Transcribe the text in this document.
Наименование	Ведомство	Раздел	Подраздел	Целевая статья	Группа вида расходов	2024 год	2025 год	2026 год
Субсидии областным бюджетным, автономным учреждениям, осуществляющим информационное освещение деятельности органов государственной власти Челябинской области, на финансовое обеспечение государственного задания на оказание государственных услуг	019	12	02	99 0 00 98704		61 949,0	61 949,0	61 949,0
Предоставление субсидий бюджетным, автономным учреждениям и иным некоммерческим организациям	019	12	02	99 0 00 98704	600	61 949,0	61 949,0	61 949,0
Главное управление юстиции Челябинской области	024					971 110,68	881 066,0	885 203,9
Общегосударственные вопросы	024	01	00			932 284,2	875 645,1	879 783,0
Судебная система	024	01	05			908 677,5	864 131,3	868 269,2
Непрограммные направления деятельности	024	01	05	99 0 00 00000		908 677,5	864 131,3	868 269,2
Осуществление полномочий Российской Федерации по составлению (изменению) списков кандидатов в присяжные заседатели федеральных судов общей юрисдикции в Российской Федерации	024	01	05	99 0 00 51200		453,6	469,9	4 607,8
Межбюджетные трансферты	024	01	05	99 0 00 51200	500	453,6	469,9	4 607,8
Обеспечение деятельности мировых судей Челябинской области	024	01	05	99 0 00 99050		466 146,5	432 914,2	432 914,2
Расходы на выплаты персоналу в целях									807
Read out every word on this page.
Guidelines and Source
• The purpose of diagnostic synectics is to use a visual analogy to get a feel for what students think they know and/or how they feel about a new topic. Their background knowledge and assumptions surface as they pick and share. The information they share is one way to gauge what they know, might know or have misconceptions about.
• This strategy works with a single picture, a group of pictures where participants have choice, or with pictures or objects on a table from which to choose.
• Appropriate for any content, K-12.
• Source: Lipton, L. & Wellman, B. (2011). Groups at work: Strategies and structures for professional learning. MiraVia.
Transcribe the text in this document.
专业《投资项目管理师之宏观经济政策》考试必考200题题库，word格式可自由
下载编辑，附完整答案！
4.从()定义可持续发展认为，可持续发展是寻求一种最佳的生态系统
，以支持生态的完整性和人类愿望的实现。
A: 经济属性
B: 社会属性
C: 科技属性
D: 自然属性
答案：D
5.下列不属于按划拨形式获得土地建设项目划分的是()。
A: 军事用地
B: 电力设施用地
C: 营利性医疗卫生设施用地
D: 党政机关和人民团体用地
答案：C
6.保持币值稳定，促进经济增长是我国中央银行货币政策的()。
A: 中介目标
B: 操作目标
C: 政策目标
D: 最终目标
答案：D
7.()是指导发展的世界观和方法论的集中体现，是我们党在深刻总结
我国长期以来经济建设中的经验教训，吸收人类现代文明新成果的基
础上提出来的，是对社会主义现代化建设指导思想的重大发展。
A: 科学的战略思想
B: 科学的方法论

_Given request_
Only the number is wanted: how many lines of the material above include the word "Source"?

_Written solution_
2